__Problem to work on__
Nothing in the entries may change when you repeat them, and no images may appear.
******
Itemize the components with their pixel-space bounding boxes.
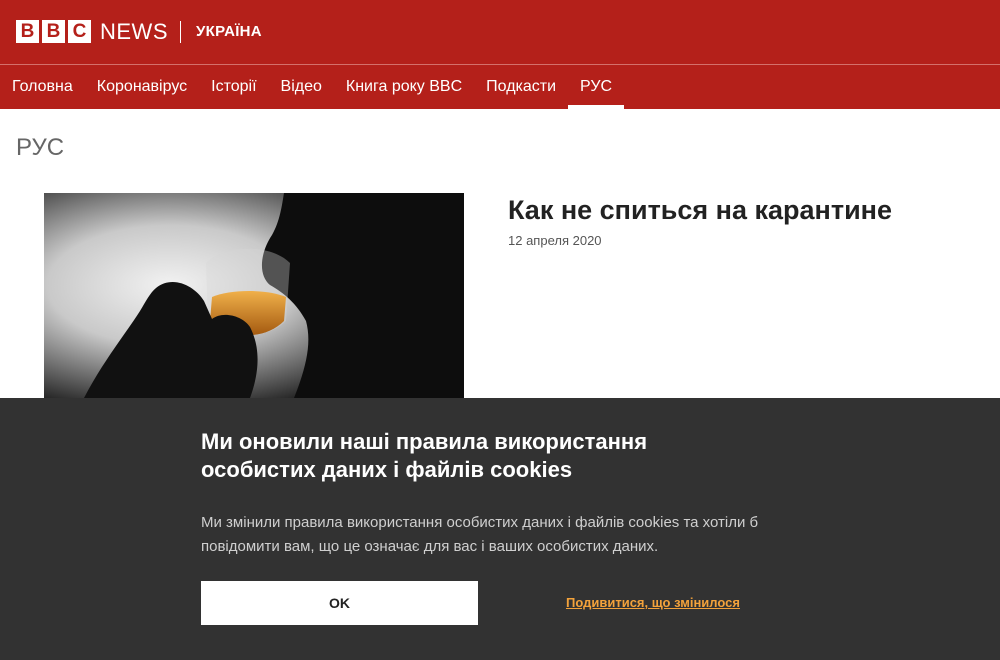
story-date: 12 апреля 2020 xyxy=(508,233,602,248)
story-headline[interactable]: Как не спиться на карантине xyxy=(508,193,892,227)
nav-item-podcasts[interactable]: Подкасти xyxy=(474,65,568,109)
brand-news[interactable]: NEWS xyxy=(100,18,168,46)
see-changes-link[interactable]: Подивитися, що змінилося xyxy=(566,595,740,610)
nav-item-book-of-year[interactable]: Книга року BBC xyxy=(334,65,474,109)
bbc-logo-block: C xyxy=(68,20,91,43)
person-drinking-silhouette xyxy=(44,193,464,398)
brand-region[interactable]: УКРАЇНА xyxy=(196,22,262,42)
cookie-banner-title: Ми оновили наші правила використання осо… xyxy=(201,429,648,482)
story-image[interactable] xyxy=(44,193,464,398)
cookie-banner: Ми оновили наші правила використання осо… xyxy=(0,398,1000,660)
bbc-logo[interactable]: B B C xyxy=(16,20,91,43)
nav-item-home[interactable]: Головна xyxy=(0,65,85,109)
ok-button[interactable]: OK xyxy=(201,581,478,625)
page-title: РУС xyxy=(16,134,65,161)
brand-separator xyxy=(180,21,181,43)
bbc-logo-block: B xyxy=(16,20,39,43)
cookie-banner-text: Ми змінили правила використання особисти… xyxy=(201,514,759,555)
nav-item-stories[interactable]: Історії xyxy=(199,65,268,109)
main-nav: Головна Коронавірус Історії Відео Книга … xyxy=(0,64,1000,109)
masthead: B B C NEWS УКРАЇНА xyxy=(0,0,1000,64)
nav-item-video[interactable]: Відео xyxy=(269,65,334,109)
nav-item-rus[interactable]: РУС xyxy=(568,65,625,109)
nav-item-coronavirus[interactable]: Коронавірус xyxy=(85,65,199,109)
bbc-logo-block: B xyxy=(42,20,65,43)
******
__Final answer__
Itemize the components with their pixel-space bounding boxes.
story-date: 12 апреля 2020 xyxy=(508,233,602,248)
story-headline[interactable]: Как не спиться на карантине xyxy=(508,193,892,227)
nav-item-podcasts[interactable]: Подкасти xyxy=(474,65,568,109)
brand-news[interactable]: NEWS xyxy=(100,18,168,46)
see-changes-link[interactable]: Подивитися, що змінилося xyxy=(566,595,740,610)
nav-item-book-of-year[interactable]: Книга року BBC xyxy=(334,65,474,109)
bbc-logo-block: C xyxy=(68,20,91,43)
person-drinking-silhouette xyxy=(44,193,464,398)
brand-region[interactable]: УКРАЇНА xyxy=(196,22,262,42)
cookie-banner-title: Ми оновили наші правила використання осо… xyxy=(201,429,648,482)
story-image[interactable] xyxy=(44,193,464,398)
cookie-banner: Ми оновили наші правила використання осо… xyxy=(0,398,1000,660)
bbc-logo[interactable]: B B C xyxy=(16,20,91,43)
nav-item-home[interactable]: Головна xyxy=(0,65,85,109)
ok-button[interactable]: OK xyxy=(201,581,478,625)
page-title: РУС xyxy=(16,134,65,161)
brand-separator xyxy=(180,21,181,43)
bbc-logo-block: B xyxy=(16,20,39,43)
cookie-banner-text: Ми змінили правила використання особисти… xyxy=(201,514,759,555)
nav-item-stories[interactable]: Історії xyxy=(199,65,268,109)
main-nav: Головна Коронавірус Історії Відео Книга … xyxy=(0,64,1000,109)
masthead: B B C NEWS УКРАЇНА xyxy=(0,0,1000,64)
nav-item-video[interactable]: Відео xyxy=(269,65,334,109)
nav-item-rus[interactable]: РУС xyxy=(568,65,625,109)
nav-item-coronavirus[interactable]: Коронавірус xyxy=(85,65,199,109)
bbc-logo-block: B xyxy=(42,20,65,43)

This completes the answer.